## Task brief
Copy the records below exactly, omitting any pictures they contain.

## Task material
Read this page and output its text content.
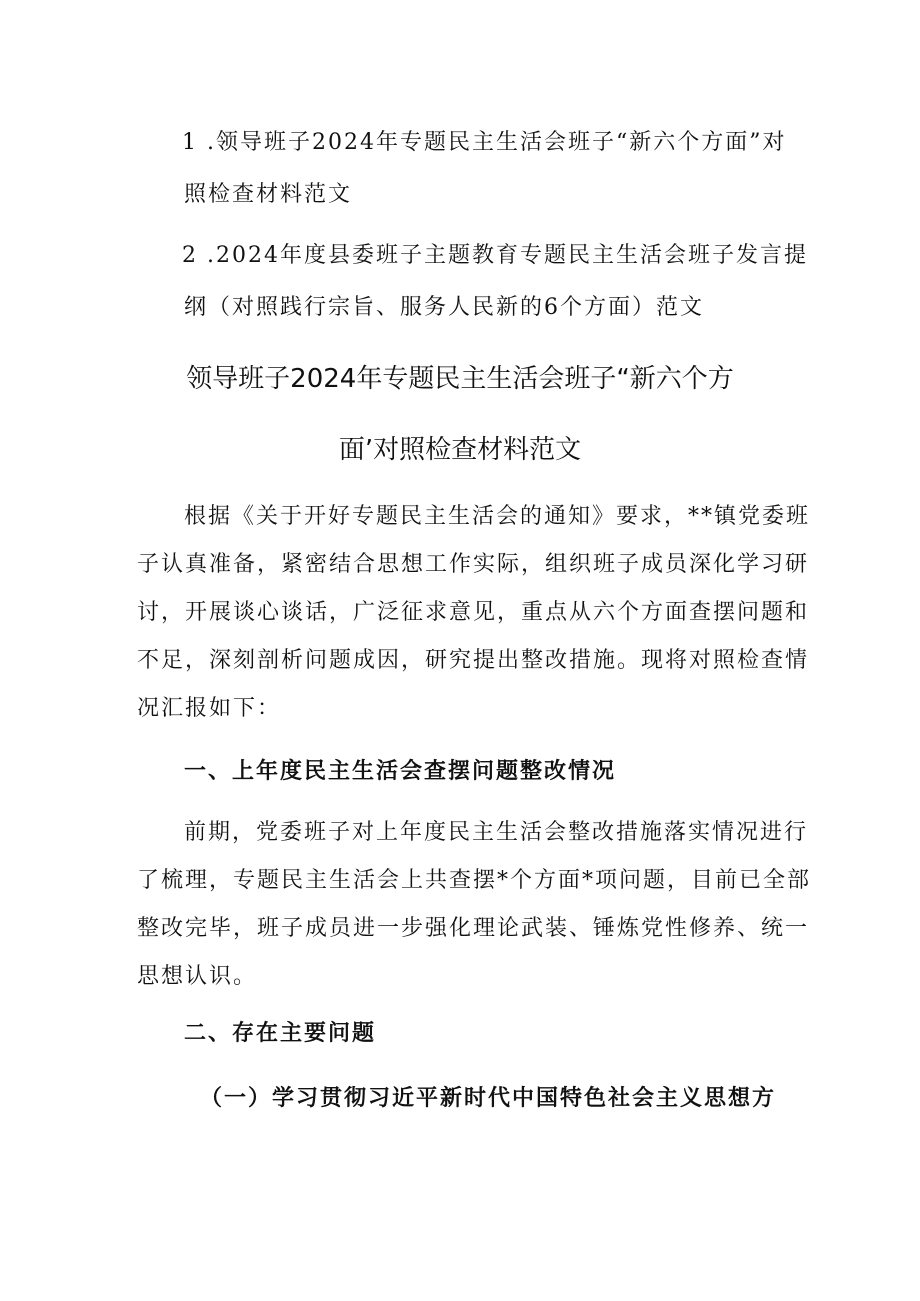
1 .领导班子2024年专题民主生活会班子“新六个方面”对
照检查材料范文
2 .2024年度县委班子主题教育专题民主生活会班子发言提
纲（对照践行宗旨、服务人民新的6个方面）范文
领导班子2024年专题民主生活会班子“新六个方
面’对照检查材料范文
根据《关于开好专题民主生活会的通知》要求，**镇党委班
子认真准备，紧密结合思想工作实际，组织班子成员深化学习研
讨，开展谈心谈话，广泛征求意见，重点从六个方面查摆问题和
不足，深刻剖析问题成因，研究提出整改措施。现将对照检查情
况汇报如下：
一、上年度民主生活会查摆问题整改情况
前期，党委班子对上年度民主生活会整改措施落实情况进行
了梳理，专题民主生活会上共查摆*个方面*项问题，目前已全部
整改完毕，班子成员进一步强化理论武装、锤炼党性修养、统一
思想认识。
二、存在主要问题
（一）学习贯彻习近平新时代中国特色社会主义思想方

## Finished task
Read this page and output its text content.
1 .领导班子2024年专题民主生活会班子“新六个方面”对
照检查材料范文
2 .2024年度县委班子主题教育专题民主生活会班子发言提
纲（对照践行宗旨、服务人民新的6个方面）范文
领导班子2024年专题民主生活会班子“新六个方
面’对照检查材料范文
根据《关于开好专题民主生活会的通知》要求，**镇党委班
子认真准备，紧密结合思想工作实际，组织班子成员深化学习研
讨，开展谈心谈话，广泛征求意见，重点从六个方面查摆问题和
不足，深刻剖析问题成因，研究提出整改措施。现将对照检查情
况汇报如下：
一、上年度民主生活会查摆问题整改情况
前期，党委班子对上年度民主生活会整改措施落实情况进行
了梳理，专题民主生活会上共查摆*个方面*项问题，目前已全部
整改完毕，班子成员进一步强化理论武装、锤炼党性修养、统一
思想认识。
二、存在主要问题
（一）学习贯彻习近平新时代中国特色社会主义思想方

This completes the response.